*YOUR INSTRUCTIONS*: Show every line containing "true" by copying it.

## start

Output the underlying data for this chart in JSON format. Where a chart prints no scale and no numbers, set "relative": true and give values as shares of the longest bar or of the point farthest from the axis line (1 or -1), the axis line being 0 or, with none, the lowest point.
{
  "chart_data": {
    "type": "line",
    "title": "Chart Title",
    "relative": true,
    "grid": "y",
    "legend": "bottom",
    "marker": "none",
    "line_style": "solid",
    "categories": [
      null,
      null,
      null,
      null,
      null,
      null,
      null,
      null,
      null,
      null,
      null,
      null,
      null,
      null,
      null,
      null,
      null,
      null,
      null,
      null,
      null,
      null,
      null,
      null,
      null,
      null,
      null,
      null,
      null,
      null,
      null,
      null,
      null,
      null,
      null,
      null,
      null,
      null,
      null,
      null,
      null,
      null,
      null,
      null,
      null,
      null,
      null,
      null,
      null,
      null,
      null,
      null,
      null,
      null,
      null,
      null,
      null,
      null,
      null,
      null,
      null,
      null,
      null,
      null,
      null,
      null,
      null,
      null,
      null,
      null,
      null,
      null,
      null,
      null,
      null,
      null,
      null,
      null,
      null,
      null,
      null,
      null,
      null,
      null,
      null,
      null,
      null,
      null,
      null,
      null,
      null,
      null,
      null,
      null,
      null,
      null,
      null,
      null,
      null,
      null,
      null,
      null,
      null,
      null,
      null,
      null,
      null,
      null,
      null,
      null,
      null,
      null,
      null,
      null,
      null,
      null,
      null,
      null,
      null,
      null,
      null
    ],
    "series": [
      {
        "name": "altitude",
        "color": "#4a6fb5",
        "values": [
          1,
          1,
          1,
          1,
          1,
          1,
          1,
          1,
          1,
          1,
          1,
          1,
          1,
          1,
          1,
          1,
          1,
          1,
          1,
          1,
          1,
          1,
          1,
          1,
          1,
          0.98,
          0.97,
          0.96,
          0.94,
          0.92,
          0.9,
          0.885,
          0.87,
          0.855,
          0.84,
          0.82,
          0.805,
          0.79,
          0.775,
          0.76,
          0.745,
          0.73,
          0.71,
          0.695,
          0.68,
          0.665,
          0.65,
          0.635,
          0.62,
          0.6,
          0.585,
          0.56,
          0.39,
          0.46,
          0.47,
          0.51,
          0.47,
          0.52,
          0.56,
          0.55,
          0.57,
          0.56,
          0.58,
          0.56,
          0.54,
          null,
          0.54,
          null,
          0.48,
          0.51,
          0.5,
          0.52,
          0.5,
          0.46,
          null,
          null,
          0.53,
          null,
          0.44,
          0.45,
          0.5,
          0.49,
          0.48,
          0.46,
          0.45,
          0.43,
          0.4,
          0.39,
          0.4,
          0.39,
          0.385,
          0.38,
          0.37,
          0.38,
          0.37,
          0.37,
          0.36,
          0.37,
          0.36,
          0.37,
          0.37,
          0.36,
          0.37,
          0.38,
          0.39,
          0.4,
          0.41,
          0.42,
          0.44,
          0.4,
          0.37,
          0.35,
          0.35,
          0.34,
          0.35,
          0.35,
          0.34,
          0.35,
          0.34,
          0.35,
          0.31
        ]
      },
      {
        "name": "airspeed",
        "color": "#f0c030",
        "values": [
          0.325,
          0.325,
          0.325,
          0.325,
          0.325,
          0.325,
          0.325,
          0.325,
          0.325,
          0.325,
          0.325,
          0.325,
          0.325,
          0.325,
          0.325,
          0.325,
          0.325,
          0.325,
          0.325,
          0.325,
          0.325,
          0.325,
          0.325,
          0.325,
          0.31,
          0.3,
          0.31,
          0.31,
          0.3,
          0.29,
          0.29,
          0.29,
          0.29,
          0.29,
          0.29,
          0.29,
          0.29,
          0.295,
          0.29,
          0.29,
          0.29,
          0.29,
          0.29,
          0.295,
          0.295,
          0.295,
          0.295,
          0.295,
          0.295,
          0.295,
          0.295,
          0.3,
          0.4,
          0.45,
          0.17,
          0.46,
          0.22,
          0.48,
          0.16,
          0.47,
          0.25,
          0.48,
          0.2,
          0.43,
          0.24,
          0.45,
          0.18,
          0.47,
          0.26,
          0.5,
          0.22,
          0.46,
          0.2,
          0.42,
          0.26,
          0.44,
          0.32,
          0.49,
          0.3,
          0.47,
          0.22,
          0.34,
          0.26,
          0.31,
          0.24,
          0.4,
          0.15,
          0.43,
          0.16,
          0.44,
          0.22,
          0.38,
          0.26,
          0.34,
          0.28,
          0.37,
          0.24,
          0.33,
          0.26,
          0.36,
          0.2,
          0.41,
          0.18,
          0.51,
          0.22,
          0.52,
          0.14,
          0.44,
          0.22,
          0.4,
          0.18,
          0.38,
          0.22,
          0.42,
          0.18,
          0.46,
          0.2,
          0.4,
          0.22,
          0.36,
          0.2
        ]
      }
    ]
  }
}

## end

*EXERCISE SOLUTION*:
Output the underlying data for this chart in JSON format. Where a chart prints no scale and no numbers, set "relative": true and give values as shares of the longest bar or of the point farthest from the axis line (1 or -1), the axis line being 0 or, with none, the lowest point.
    "relative": true,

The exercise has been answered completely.